• [Work to do]: The listing below should be copied in full, word for word.

[START]

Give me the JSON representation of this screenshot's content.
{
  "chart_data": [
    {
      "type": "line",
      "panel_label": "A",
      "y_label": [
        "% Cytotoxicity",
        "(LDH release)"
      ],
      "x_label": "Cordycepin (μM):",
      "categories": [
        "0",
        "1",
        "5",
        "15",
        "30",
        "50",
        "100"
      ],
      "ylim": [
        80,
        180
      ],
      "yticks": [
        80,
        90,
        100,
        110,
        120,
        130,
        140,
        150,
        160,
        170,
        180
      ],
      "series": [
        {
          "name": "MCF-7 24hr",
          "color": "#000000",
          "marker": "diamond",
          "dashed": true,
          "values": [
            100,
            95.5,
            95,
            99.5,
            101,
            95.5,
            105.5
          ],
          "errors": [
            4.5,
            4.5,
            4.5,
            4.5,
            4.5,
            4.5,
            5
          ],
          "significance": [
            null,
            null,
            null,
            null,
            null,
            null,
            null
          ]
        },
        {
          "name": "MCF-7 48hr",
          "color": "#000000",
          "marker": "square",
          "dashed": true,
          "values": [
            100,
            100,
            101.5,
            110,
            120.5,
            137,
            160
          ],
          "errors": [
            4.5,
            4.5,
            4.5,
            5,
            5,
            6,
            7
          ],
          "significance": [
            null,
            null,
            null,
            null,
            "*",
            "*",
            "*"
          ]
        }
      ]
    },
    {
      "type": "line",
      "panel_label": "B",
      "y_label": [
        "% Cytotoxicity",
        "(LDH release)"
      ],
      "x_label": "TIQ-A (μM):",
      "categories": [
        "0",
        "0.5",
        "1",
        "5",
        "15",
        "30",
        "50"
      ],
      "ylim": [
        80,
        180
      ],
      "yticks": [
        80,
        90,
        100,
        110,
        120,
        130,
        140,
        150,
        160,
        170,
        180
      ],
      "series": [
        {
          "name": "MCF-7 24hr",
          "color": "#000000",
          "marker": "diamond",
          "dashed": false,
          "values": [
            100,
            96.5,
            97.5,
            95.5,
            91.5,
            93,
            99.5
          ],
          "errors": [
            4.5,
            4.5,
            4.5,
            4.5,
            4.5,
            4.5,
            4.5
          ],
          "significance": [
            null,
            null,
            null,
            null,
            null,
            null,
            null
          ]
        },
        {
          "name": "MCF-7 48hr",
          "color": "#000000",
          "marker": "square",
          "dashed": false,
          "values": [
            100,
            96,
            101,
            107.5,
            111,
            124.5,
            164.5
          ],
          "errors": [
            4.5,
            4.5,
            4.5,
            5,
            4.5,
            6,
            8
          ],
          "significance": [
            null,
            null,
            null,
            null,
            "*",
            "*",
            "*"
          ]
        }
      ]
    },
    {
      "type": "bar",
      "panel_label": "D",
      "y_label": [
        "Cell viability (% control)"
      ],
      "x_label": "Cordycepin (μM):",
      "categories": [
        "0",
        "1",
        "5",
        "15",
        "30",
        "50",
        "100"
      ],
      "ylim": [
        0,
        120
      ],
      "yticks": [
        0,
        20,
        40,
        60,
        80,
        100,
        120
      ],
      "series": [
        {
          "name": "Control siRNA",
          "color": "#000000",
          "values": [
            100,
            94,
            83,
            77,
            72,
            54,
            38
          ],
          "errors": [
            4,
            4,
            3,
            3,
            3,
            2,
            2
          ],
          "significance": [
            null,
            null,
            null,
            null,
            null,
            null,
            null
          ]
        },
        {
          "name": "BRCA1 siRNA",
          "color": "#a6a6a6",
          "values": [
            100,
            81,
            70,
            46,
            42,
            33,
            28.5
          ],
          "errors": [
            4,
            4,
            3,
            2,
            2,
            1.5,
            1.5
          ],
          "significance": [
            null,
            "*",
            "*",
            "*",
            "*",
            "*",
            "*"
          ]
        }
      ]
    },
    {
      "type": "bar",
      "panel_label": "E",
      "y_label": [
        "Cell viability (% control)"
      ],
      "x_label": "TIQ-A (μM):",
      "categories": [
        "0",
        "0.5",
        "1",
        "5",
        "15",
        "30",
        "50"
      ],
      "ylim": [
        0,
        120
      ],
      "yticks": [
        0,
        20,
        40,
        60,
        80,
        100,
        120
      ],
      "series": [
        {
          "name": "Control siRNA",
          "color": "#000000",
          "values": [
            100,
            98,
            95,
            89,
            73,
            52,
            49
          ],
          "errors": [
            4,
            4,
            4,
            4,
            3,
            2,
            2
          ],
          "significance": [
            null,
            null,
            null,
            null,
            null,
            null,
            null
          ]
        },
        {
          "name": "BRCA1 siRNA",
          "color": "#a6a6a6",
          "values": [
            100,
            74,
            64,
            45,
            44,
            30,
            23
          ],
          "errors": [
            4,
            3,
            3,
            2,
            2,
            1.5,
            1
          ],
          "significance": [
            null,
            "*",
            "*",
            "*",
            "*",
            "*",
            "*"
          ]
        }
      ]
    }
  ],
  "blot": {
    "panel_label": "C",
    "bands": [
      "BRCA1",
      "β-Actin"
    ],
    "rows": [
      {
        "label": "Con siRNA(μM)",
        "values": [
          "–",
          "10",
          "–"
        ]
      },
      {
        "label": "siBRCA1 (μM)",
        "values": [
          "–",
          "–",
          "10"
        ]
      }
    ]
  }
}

[END]

• [Exercise result]:
Give me the JSON representation of this screenshot's content.
{
  "chart_data": [
    {
      "type": "line",
      "panel_label": "A",
      "y_label": [
        "% Cytotoxicity",
        "(LDH release)"
      ],
      "x_label": "Cordycepin (μM):",
      "categories": [
        "0",
        "1",
        "5",
        "15",
        "30",
        "50",
        "100"
      ],
      "ylim": [
        80,
        180
      ],
      "yticks": [
        80,
        90,
        100,
        110,
        120,
        130,
        140,
        150,
        160,
        170,
        180
      ],
      "series": [
        {
          "name": "MCF-7 24hr",
          "color": "#000000",
          "marker": "diamond",
          "dashed": true,
          "values": [
            100,
            95.5,
            95,
            99.5,
            101,
            95.5,
            105.5
          ],
          "errors": [
            4.5,
            4.5,
            4.5,
            4.5,
            4.5,
            4.5,
            5
          ],
          "significance": [
            null,
            null,
            null,
            null,
            null,
            null,
            null
          ]
        },
        {
          "name": "MCF-7 48hr",
          "color": "#000000",
          "marker": "square",
          "dashed": true,
          "values": [
            100,
            100,
            101.5,
            110,
            120.5,
            137,
            160
          ],
          "errors": [
            4.5,
            4.5,
            4.5,
            5,
            5,
            6,
            7
          ],
          "significance": [
            null,
            null,
            null,
            null,
            "*",
            "*",
            "*"
          ]
        }
      ]
    },
    {
      "type": "line",
      "panel_label": "B",
      "y_label": [
        "% Cytotoxicity",
        "(LDH release)"
      ],
      "x_label": "TIQ-A (μM):",
      "categories": [
        "0",
        "0.5",
        "1",
        "5",
        "15",
        "30",
        "50"
      ],
      "ylim": [
        80,
        180
      ],
      "yticks": [
        80,
        90,
        100,
        110,
        120,
        130,
        140,
        150,
        160,
        170,
        180
      ],
      "series": [
        {
          "name": "MCF-7 24hr",
          "color": "#000000",
          "marker": "diamond",
          "dashed": false,
          "values": [
            100,
            96.5,
            97.5,
            95.5,
            91.5,
            93,
            99.5
          ],
          "errors": [
            4.5,
            4.5,
            4.5,
            4.5,
            4.5,
            4.5,
            4.5
          ],
          "significance": [
            null,
            null,
            null,
            null,
            null,
            null,
            null
          ]
        },
        {
          "name": "MCF-7 48hr",
          "color": "#000000",
          "marker": "square",
          "dashed": false,
          "values": [
            100,
            96,
            101,
            107.5,
            111,
            124.5,
            164.5
          ],
          "errors": [
            4.5,
            4.5,
            4.5,
            5,
            4.5,
            6,
            8
          ],
          "significance": [
            null,
            null,
            null,
            null,
            "*",
            "*",
            "*"
          ]
        }
      ]
    },
    {
      "type": "bar",
      "panel_label": "D",
      "y_label": [
        "Cell viability (% control)"
      ],
      "x_label": "Cordycepin (μM):",
      "categories": [
        "0",
        "1",
        "5",
        "15",
        "30",
        "50",
        "100"
      ],
      "ylim": [
        0,
        120
      ],
      "yticks": [
        0,
        20,
        40,
        60,
        80,
        100,
        120
      ],
      "series": [
        {
          "name": "Control siRNA",
          "color": "#000000",
          "values": [
            100,
            94,
            83,
            77,
            72,
            54,
            38
          ],
          "errors": [
            4,
            4,
            3,
            3,
            3,
            2,
            2
          ],
          "significance": [
            null,
            null,
            null,
            null,
            null,
            null,
            null
          ]
        },
        {
          "name": "BRCA1 siRNA",
          "color": "#a6a6a6",
          "values": [
            100,
            81,
            70,
            46,
            42,
            33,
            28.5
          ],
          "errors": [
            4,
            4,
            3,
            2,
            2,
            1.5,
            1.5
          ],
          "significance": [
            null,
            "*",
            "*",
            "*",
            "*",
            "*",
            "*"
          ]
        }
      ]
    },
    {
      "type": "bar",
      "panel_label": "E",
      "y_label": [
        "Cell viability (% control)"
      ],
      "x_label": "TIQ-A (μM):",
      "categories": [
        "0",
        "0.5",
        "1",
        "5",
        "15",
        "30",
        "50"
      ],
      "ylim": [
        0,
        120
      ],
      "yticks": [
        0,
        20,
        40,
        60,
        80,
        100,
        120
      ],
      "series": [
        {
          "name": "Control siRNA",
          "color": "#000000",
          "values": [
            100,
            98,
            95,
            89,
            73,
            52,
            49
          ],
          "errors": [
            4,
            4,
            4,
            4,
            3,
            2,
            2
          ],
          "significance": [
            null,
            null,
            null,
            null,
            null,
            null,
            null
          ]
        },
        {
          "name": "BRCA1 siRNA",
          "color": "#a6a6a6",
          "values": [
            100,
            74,
            64,
            45,
            44,
            30,
            23
          ],
          "errors": [
            4,
            3,
            3,
            2,
            2,
            1.5,
            1
          ],
          "significance": [
            null,
            "*",
            "*",
            "*",
            "*",
            "*",
            "*"
          ]
        }
      ]
    }
  ],
  "blot": {
    "panel_label": "C",
    "bands": [
      "BRCA1",
      "β-Actin"
    ],
    "rows": [
      {
        "label": "Con siRNA(μM)",
        "values": [
          "–",
          "10",
          "–"
        ]
      },
      {
        "label": "siBRCA1 (μM)",
        "values": [
          "–",
          "–",
          "10"
        ]
      }
    ]
  }
}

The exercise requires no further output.